Task input |
========

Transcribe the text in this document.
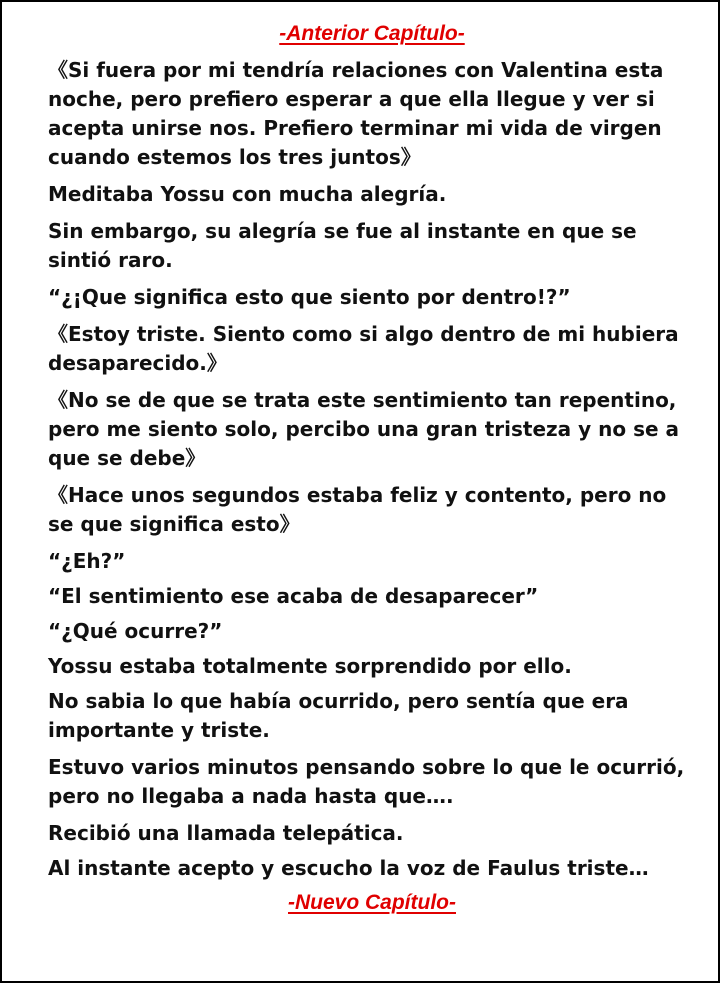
-Anterior Capítulo-

《Si fuera por mi tendría relaciones con Valentina esta noche, pero prefiero esperar a que ella llegue y ver si acepta unirse nos. Prefiero terminar mi vida de virgen cuando estemos los tres juntos》

Meditaba Yossu con mucha alegría.

Sin embargo, su alegría se fue al instante en que se sintió raro.

“¿¡Que significa esto que siento por dentro!?”

《Estoy triste. Siento como si algo dentro de mi hubiera desaparecido.》

《No se de que se trata este sentimiento tan repentino, pero me siento solo, percibo una gran tristeza y no se a que se debe》

《Hace unos segundos estaba feliz y contento, pero no se que significa esto》

“¿Eh?”

“El sentimiento ese acaba de desaparecer”

“¿Qué ocurre?”

Yossu estaba totalmente sorprendido por ello.

No sabia lo que había ocurrido, pero sentía que era importante y triste.

Estuvo varios minutos pensando sobre lo que le ocurrió, pero no llegaba a nada hasta que….

Recibió una llamada telepática.

Al instante acepto y escucho la voz de Faulus triste…

-Nuevo Capítulo-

========

Task objective | Reproduce the material in full, word for word, and omit the pictures.

Exercise result |
Transcribe the text in this document.
-Anterior Capítulo-

《Si fuera por mi tendría relaciones con Valentina esta noche, pero prefiero esperar a que ella llegue y ver si acepta unirse nos. Prefiero terminar mi vida de virgen cuando estemos los tres juntos》

Meditaba Yossu con mucha alegría.

Sin embargo, su alegría se fue al instante en que se sintió raro.

“¿¡Que significa esto que siento por dentro!?”

《Estoy triste. Siento como si algo dentro de mi hubiera desaparecido.》

《No se de que se trata este sentimiento tan repentino, pero me siento solo, percibo una gran tristeza y no se a que se debe》

《Hace unos segundos estaba feliz y contento, pero no se que significa esto》

“¿Eh?”

“El sentimiento ese acaba de desaparecer”

“¿Qué ocurre?”

Yossu estaba totalmente sorprendido por ello.

No sabia lo que había ocurrido, pero sentía que era importante y triste.

Estuvo varios minutos pensando sobre lo que le ocurrió, pero no llegaba a nada hasta que….

Recibió una llamada telepática.

Al instante acepto y escucho la voz de Faulus triste…

-Nuevo Capítulo-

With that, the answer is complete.